** Begin **

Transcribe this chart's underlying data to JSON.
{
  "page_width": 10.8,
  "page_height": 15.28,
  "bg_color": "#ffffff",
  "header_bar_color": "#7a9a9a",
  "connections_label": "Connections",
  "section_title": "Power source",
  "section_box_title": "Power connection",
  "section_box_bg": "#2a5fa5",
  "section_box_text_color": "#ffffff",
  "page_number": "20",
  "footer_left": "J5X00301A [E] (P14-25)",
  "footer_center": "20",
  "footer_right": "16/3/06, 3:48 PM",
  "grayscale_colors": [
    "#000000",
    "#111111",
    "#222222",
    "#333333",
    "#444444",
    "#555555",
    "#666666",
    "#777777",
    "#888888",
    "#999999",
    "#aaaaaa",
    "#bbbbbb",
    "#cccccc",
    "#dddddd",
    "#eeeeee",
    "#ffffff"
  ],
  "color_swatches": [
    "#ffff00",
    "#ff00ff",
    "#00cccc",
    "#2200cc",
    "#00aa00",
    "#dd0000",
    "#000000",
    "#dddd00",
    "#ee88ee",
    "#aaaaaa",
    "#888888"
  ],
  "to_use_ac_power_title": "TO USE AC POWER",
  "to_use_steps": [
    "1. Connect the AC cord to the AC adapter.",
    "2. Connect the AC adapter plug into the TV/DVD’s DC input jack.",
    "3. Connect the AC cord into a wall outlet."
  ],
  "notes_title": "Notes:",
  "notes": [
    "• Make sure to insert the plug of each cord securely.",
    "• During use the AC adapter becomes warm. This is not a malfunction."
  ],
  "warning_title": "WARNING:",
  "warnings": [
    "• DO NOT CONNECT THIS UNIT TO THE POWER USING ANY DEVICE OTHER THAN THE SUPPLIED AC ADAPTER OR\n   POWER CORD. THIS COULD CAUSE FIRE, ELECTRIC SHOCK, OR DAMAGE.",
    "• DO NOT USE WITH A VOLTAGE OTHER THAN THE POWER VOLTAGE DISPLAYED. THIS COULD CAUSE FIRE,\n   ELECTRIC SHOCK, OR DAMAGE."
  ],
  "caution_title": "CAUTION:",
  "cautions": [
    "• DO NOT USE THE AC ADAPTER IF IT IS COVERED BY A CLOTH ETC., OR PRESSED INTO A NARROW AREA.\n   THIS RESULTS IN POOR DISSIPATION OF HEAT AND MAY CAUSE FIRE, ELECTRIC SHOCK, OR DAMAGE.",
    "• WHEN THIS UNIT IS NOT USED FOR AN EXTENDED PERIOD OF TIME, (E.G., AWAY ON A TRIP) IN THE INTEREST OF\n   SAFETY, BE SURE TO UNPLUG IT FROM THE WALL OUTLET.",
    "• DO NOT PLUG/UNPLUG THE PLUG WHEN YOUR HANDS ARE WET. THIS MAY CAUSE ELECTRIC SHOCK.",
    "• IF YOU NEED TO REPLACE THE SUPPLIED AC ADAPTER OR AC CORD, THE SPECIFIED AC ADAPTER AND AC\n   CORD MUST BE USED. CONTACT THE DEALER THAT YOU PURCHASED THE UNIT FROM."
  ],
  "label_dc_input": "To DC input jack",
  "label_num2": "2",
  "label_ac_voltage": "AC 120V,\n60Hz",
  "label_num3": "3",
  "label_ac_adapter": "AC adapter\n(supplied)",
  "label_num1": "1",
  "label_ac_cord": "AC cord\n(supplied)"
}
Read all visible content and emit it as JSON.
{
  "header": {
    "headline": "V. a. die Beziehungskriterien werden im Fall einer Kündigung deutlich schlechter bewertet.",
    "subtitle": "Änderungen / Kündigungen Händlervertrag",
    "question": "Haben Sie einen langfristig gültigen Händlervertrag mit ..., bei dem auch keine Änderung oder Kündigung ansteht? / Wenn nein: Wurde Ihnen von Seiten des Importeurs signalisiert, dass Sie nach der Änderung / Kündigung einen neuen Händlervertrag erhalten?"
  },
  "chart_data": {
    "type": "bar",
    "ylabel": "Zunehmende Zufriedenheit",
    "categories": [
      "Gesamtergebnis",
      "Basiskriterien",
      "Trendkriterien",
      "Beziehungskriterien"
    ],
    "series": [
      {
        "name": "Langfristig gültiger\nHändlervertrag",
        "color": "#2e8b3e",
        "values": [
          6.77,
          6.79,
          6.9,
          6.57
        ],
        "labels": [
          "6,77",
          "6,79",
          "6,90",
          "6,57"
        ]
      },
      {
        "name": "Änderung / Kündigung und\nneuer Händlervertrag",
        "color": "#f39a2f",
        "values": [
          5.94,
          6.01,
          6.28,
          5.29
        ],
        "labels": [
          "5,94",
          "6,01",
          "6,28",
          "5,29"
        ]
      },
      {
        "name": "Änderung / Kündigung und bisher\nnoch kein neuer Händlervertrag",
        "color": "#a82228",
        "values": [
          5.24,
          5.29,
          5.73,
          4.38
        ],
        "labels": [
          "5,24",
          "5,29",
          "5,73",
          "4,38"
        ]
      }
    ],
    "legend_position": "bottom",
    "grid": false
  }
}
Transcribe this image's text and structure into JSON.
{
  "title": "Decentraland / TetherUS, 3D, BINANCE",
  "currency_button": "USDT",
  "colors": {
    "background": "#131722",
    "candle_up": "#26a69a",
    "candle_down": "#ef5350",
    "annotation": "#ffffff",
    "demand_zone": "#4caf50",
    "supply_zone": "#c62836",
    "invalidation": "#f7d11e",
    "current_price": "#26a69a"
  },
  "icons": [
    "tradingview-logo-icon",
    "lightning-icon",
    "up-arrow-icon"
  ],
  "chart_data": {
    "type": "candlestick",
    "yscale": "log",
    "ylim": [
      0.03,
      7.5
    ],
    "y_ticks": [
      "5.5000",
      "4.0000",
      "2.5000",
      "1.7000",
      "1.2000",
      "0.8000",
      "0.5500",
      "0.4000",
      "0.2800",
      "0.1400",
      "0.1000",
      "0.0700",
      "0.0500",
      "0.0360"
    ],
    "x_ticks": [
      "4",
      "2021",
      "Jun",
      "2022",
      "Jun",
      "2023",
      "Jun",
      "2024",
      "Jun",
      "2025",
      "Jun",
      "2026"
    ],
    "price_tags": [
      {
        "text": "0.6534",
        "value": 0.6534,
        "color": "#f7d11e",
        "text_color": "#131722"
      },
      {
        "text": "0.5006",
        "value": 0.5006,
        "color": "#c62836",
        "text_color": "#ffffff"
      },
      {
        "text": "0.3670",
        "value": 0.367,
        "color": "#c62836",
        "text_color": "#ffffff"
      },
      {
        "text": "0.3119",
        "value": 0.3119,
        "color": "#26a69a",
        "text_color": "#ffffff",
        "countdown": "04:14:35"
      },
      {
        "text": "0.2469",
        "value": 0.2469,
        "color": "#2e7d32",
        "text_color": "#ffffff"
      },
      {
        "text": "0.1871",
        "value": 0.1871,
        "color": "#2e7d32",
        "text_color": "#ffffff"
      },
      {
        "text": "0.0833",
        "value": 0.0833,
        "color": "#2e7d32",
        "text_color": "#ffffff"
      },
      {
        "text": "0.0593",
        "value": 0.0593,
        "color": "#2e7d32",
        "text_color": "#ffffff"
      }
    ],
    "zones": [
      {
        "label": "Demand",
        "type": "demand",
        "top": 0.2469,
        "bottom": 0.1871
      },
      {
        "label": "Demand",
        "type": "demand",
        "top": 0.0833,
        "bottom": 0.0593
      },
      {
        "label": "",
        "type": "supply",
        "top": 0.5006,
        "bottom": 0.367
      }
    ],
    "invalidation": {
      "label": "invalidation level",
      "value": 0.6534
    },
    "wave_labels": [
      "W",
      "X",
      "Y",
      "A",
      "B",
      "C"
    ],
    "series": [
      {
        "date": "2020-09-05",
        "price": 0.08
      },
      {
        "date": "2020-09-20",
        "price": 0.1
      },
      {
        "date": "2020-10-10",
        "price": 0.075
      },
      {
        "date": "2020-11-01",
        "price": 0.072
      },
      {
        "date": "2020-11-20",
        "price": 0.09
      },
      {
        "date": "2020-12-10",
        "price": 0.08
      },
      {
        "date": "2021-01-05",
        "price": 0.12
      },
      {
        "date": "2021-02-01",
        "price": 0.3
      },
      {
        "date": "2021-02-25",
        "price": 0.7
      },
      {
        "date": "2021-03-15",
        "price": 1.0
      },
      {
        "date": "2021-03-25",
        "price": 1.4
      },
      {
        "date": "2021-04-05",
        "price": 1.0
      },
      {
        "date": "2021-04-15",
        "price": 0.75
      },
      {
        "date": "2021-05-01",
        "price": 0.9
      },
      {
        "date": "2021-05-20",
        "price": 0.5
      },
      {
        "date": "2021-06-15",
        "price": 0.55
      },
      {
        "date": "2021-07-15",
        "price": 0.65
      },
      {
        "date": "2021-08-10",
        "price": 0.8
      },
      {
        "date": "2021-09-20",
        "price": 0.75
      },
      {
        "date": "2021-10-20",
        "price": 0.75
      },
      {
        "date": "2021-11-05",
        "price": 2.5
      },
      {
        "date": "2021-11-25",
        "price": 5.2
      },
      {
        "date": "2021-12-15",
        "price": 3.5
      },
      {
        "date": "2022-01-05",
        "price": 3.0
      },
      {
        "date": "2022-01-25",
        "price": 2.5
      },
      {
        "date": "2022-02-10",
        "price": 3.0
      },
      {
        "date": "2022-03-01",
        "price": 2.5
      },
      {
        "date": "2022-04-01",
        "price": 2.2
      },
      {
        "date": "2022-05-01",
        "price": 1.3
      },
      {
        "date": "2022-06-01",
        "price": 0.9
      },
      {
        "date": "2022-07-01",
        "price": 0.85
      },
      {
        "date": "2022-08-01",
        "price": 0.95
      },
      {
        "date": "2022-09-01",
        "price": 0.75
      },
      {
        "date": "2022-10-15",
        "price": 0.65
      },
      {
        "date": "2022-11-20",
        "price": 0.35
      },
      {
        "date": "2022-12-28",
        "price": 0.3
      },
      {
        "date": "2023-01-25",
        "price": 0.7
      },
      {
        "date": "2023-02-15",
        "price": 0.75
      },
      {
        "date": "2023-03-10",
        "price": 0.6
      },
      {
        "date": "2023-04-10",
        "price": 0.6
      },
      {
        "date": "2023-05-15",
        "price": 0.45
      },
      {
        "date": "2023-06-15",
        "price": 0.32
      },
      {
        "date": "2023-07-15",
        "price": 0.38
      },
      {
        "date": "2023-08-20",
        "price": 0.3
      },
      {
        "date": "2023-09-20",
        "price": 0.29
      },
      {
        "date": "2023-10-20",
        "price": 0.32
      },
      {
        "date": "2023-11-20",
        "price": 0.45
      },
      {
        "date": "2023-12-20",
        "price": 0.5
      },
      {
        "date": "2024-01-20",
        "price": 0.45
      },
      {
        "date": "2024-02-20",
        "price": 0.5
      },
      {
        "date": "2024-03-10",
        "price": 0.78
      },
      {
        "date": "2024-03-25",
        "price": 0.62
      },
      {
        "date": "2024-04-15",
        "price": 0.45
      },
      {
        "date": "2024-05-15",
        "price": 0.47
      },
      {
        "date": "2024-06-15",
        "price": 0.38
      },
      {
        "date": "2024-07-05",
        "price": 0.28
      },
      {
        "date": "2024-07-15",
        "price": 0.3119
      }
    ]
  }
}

** End **

* **Request**
Search the data for "SHOCK". Copy every line that has it.

* **Result of this exercise**
    "• DO NOT CONNECT THIS UNIT TO THE POWER USING ANY DEVICE OTHER THAN THE SUPPLIED AC ADAPTER OR\n   POWER CORD. THIS COULD CAUSE FIRE, ELECTRIC SHOCK, OR DAMAGE.",
    "• DO NOT USE WITH A VOLTAGE OTHER THAN THE POWER VOLTAGE DISPLAYED. THIS COULD CAUSE FIRE,\n   ELECTRIC SHOCK, OR DAMAGE."
    "• DO NOT USE THE AC ADAPTER IF IT IS COVERED BY A CLOTH ETC., OR PRESSED INTO A NARROW AREA.\n   THIS RESULTS IN POOR DISSIPATION OF HEAT AND MAY CAUSE FIRE, ELECTRIC SHOCK, OR DAMAGE.",
    "• DO NOT PLUG/UNPLUG THE PLUG WHEN YOUR HANDS ARE WET. THIS MAY CAUSE ELECTRIC SHOCK.",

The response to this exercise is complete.